▸ **Material for this exercise**
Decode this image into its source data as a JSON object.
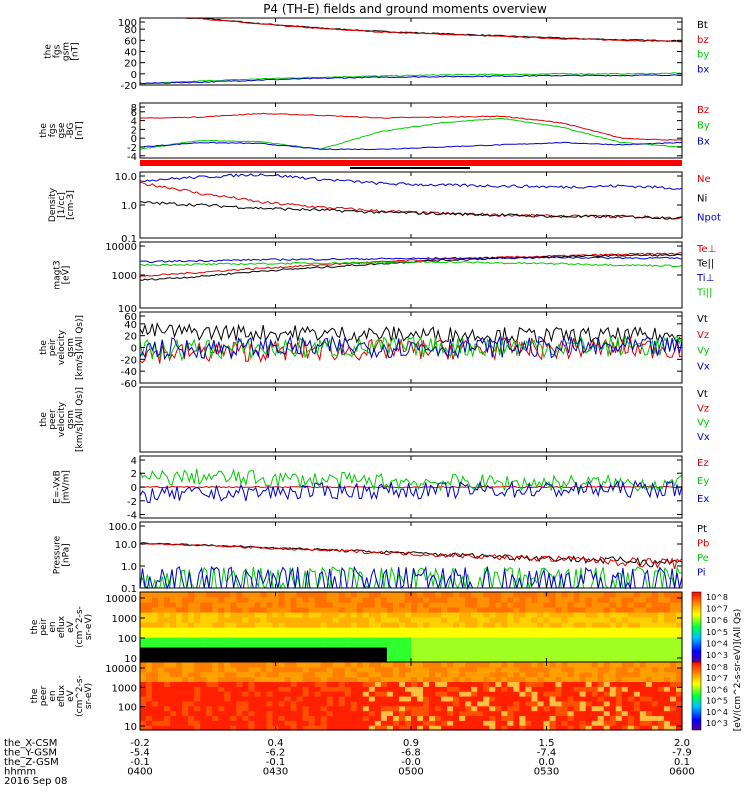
{
  "title": "P4 (TH-E) fields and ground moments overview",
  "footer": {
    "row_labels": [
      "the_X-CSM",
      "the_Y-GSM",
      "the_Z-GSM",
      "hhmm",
      "2016 Sep 08"
    ],
    "x_ticks": [
      "-0.2",
      "0.4",
      "0.9",
      "1.5",
      "2.0"
    ],
    "y_ticks": [
      "-5.4",
      "-6.2",
      "-6.8",
      "-7.4",
      "-7.9"
    ],
    "z_ticks": [
      "-0.1",
      "-0.1",
      "-0.0",
      "0.0",
      "0.1"
    ],
    "time_ticks": [
      "0400",
      "0430",
      "0500",
      "0530",
      "0600"
    ]
  },
  "chart_data": [
    {
      "type": "line",
      "panel": "fgs_gsm",
      "ylabel": [
        "the",
        "fgs",
        "gsm",
        "[nT]"
      ],
      "yticks": [
        "100",
        "80",
        "60",
        "40",
        "20",
        "0",
        "-20"
      ],
      "ylim": [
        -20,
        100
      ],
      "series": [
        {
          "name": "Bt",
          "color": "#000000",
          "values": [
            105,
            100,
            90,
            82,
            76,
            72,
            68,
            64,
            61,
            59
          ]
        },
        {
          "name": "bz",
          "color": "#dd0000",
          "values": [
            104,
            99,
            89,
            81,
            75,
            71,
            67,
            63,
            60,
            58
          ]
        },
        {
          "name": "by",
          "color": "#00cc00",
          "values": [
            -18,
            -13,
            -9,
            -6,
            -4,
            -2,
            -1,
            0,
            0,
            1
          ]
        },
        {
          "name": "bx",
          "color": "#0000cc",
          "values": [
            -17,
            -15,
            -11,
            -8,
            -6,
            -5,
            -4,
            -3,
            -3,
            -2
          ]
        }
      ]
    },
    {
      "type": "line",
      "panel": "fgs_gse_dc",
      "ylabel": [
        "the",
        "fgs",
        "gse",
        "-BG",
        "[nT]"
      ],
      "yticks": [
        "8",
        "6",
        "4",
        "2",
        "0",
        "-2",
        "-4"
      ],
      "ylim": [
        -4.5,
        8
      ],
      "series": [
        {
          "name": "Bz",
          "color": "#dd0000",
          "values": [
            4.5,
            4.8,
            5.6,
            5.2,
            4.6,
            4.8,
            5.0,
            3.5,
            0.0,
            -0.5
          ]
        },
        {
          "name": "By",
          "color": "#00cc00",
          "values": [
            -2.5,
            -0.5,
            -0.8,
            -2.5,
            1.5,
            3.5,
            4.5,
            2.5,
            -1.0,
            -2.0
          ]
        },
        {
          "name": "Bx",
          "color": "#0000cc",
          "values": [
            -2.0,
            -1.0,
            -1.2,
            -2.5,
            -2.5,
            -2.0,
            -1.5,
            -1.0,
            -1.5,
            -1.0
          ]
        }
      ]
    },
    {
      "type": "line",
      "panel": "density",
      "scale": "log",
      "ylabel": [
        "Density",
        "[1/cc]",
        "[cm-3]"
      ],
      "yticks": [
        "10.0",
        "1.0",
        "0.1"
      ],
      "ylim": [
        0.1,
        10
      ],
      "series": [
        {
          "name": "Ne",
          "color": "#dd0000",
          "values": [
            4.5,
            2.2,
            1.2,
            0.85,
            0.65,
            0.55,
            0.5,
            0.45,
            0.45,
            0.4
          ]
        },
        {
          "name": "Ni",
          "color": "#000000",
          "values": [
            1.2,
            1.0,
            0.8,
            0.7,
            0.6,
            0.55,
            0.5,
            0.45,
            0.45,
            0.4
          ]
        },
        {
          "name": "Npot",
          "color": "#0000cc",
          "values": [
            5.5,
            7.0,
            8.5,
            6.0,
            4.5,
            4.0,
            3.8,
            3.5,
            3.8,
            3.2
          ]
        }
      ]
    },
    {
      "type": "line",
      "panel": "temperature",
      "scale": "log",
      "ylabel": [
        "magt3",
        "[eV]"
      ],
      "yticks": [
        "10000",
        "1000",
        "100"
      ],
      "ylim": [
        100,
        10000
      ],
      "series": [
        {
          "name": "Te⊥",
          "color": "#dd0000",
          "values": [
            900,
            1200,
            1600,
            2000,
            2500,
            3000,
            3400,
            3800,
            4200,
            4500
          ]
        },
        {
          "name": "Te||",
          "color": "#000000",
          "values": [
            700,
            900,
            1300,
            1700,
            2200,
            2800,
            3200,
            3600,
            3900,
            4000
          ]
        },
        {
          "name": "Ti⊥",
          "color": "#0000cc",
          "values": [
            2500,
            2700,
            2900,
            3000,
            3100,
            3200,
            3300,
            3400,
            3300,
            3200
          ]
        },
        {
          "name": "Ti||",
          "color": "#00cc00",
          "values": [
            2000,
            2100,
            2200,
            2300,
            2400,
            2500,
            2300,
            2200,
            2000,
            1900
          ]
        }
      ]
    },
    {
      "type": "line",
      "panel": "peir_velocity",
      "ylabel": [
        "the",
        "peir",
        "velocity",
        "gsm",
        "[km/s](All Qs)]"
      ],
      "yticks": [
        "60",
        "40",
        "20",
        "0",
        "-20",
        "-40",
        "-60"
      ],
      "ylim": [
        -60,
        60
      ],
      "series": [
        {
          "name": "Vt",
          "color": "#000000",
          "values": [
            28,
            26,
            25,
            24,
            22,
            22,
            21,
            20,
            20,
            19
          ]
        },
        {
          "name": "Vz",
          "color": "#dd0000",
          "values": [
            -10,
            -8,
            -6,
            -5,
            -4,
            -3,
            -2,
            -2,
            -1,
            -1
          ]
        },
        {
          "name": "Vy",
          "color": "#00cc00",
          "values": [
            -5,
            -3,
            -2,
            -1,
            0,
            1,
            1,
            2,
            2,
            2
          ]
        },
        {
          "name": "Vx",
          "color": "#0000cc",
          "values": [
            -2,
            -1,
            0,
            0,
            1,
            1,
            1,
            0,
            0,
            0
          ]
        }
      ]
    },
    {
      "type": "line",
      "panel": "peer_velocity",
      "ylabel": [
        "the",
        "peer",
        "velocity",
        "gsm",
        "[km/s](All Qs)]"
      ],
      "yticks": [],
      "ylim": [
        -60,
        60
      ],
      "series": [
        {
          "name": "Vt",
          "color": "#000000",
          "values": []
        },
        {
          "name": "Vz",
          "color": "#dd0000",
          "values": []
        },
        {
          "name": "Vy",
          "color": "#00cc00",
          "values": []
        },
        {
          "name": "Vx",
          "color": "#0000cc",
          "values": []
        }
      ]
    },
    {
      "type": "line",
      "panel": "e_field",
      "ylabel": [
        "E=-VxB",
        "[mV/m]"
      ],
      "yticks": [
        "4",
        "2",
        "0",
        "-2",
        "-4"
      ],
      "ylim": [
        -4.5,
        4.5
      ],
      "series": [
        {
          "name": "Ez",
          "color": "#dd0000",
          "values": [
            0,
            0,
            0,
            0,
            0,
            0,
            0,
            0,
            0,
            0
          ]
        },
        {
          "name": "Ey",
          "color": "#00cc00",
          "values": [
            1.2,
            1.5,
            1.2,
            1.0,
            0.8,
            0.7,
            0.6,
            0.6,
            0.5,
            0.5
          ]
        },
        {
          "name": "Ex",
          "color": "#0000cc",
          "values": [
            -1.2,
            -1.0,
            -0.8,
            -0.6,
            -0.5,
            -0.5,
            -0.4,
            -0.4,
            -0.3,
            -0.3
          ]
        }
      ]
    },
    {
      "type": "line",
      "panel": "pressure",
      "scale": "log",
      "ylabel": [
        "Pressure",
        "[nPa]"
      ],
      "yticks": [
        "100.0",
        "10.0",
        "1.0",
        "0.1"
      ],
      "ylim": [
        0.1,
        100
      ],
      "series": [
        {
          "name": "Pt",
          "color": "#000000",
          "values": [
            11,
            9,
            7,
            5.5,
            4.3,
            3.4,
            2.7,
            2.2,
            1.8,
            1.5
          ]
        },
        {
          "name": "Pb",
          "color": "#dd0000",
          "values": [
            10.5,
            8.6,
            6.7,
            5.3,
            4.1,
            3.2,
            2.6,
            2.1,
            1.7,
            1.4
          ]
        },
        {
          "name": "Pe",
          "color": "#00cc00",
          "values": [
            0.28,
            0.25,
            0.2,
            0.18,
            0.16,
            0.15,
            0.15,
            0.16,
            0.17,
            0.2
          ]
        },
        {
          "name": "Pi",
          "color": "#0000cc",
          "values": [
            0.22,
            0.2,
            0.18,
            0.16,
            0.15,
            0.14,
            0.14,
            0.13,
            0.13,
            0.12
          ]
        }
      ]
    },
    {
      "type": "heatmap",
      "panel": "peir_eflux",
      "scale": "log",
      "ylabel": [
        "the",
        "peir",
        "en",
        "eflux",
        "eV",
        "(cm^2-s-",
        "sr-eV)"
      ],
      "yticks": [
        "10000",
        "1000",
        "100",
        "10"
      ],
      "ylim": [
        10,
        30000
      ],
      "colorbar_ticks": [
        "10^8",
        "10^7",
        "10^6",
        "10^5",
        "10^4",
        "10^3"
      ]
    },
    {
      "type": "heatmap",
      "panel": "peer_eflux",
      "scale": "log",
      "ylabel": [
        "the",
        "peer",
        "en",
        "eflux",
        "eV",
        "(cm^2-s-",
        "sr-eV)"
      ],
      "yticks": [
        "10000",
        "1000",
        "100",
        "10"
      ],
      "ylim": [
        10,
        30000
      ],
      "colorbar_ticks": [
        "10^8",
        "10^7",
        "10^6",
        "10^5",
        "10^4",
        "10^3"
      ],
      "colorbar_label": "[eV/(cm^2-s-sr-eV)](All Qs)"
    }
  ]
}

▸ **Stated problem**
Lines containing the word "panel" are to be tallied; report only the total.

▸ **Exercise output**
10